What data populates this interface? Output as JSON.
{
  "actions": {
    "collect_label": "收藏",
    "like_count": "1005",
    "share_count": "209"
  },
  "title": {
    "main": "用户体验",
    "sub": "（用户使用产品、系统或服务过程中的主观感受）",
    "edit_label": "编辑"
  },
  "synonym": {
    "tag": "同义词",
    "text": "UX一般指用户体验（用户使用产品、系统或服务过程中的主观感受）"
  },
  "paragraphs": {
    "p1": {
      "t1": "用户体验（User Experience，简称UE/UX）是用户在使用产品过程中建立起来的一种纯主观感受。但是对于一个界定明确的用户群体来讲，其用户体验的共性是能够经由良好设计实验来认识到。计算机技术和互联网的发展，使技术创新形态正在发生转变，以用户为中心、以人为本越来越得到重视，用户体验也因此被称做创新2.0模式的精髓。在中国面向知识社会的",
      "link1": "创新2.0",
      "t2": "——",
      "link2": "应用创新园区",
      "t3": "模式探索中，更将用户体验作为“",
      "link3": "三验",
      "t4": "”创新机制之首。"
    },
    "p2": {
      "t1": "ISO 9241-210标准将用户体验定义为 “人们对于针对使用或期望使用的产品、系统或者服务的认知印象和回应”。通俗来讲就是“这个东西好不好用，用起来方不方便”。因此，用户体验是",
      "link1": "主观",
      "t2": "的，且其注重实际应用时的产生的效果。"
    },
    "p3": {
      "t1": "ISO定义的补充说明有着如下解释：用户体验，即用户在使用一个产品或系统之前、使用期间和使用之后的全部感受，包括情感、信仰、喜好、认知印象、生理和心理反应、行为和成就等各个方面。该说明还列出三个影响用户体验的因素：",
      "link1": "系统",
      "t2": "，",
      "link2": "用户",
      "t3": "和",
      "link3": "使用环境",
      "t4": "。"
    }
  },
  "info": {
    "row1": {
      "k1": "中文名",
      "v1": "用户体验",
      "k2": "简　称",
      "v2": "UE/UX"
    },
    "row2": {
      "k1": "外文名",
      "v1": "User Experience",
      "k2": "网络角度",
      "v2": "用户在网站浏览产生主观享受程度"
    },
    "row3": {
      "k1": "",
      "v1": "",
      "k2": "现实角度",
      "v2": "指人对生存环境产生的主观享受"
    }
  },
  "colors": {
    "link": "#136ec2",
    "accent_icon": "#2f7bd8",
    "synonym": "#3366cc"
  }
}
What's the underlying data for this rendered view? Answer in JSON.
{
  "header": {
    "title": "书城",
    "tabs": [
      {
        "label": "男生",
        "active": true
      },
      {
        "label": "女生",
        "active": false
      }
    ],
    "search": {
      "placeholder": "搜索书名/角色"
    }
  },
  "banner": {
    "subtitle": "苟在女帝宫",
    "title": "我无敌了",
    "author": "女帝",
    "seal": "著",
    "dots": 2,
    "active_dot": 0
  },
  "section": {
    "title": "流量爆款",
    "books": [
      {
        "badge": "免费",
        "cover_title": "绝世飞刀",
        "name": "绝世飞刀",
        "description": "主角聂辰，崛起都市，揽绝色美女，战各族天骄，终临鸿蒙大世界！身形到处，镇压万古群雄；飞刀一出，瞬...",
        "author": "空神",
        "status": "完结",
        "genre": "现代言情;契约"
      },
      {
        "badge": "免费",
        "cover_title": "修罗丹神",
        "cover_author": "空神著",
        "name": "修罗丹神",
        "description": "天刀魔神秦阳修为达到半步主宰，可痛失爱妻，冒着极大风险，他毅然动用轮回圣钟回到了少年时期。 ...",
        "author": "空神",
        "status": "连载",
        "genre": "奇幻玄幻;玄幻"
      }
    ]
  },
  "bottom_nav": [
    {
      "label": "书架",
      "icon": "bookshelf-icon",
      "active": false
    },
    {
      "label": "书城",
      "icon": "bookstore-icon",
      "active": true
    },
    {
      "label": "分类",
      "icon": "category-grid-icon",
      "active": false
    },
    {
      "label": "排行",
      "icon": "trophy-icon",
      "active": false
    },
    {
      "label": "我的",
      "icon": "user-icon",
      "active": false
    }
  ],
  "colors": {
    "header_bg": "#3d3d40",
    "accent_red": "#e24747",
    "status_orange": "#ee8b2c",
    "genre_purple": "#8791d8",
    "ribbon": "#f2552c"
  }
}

....

REQUIREMENTS = Each line that holds the word "data" should be extracted from the records.

ANSWER TO THIS EXERCISE =
What data populates this interface? Output as JSON.
What's the underlying data for this rendered view? Answer in JSON.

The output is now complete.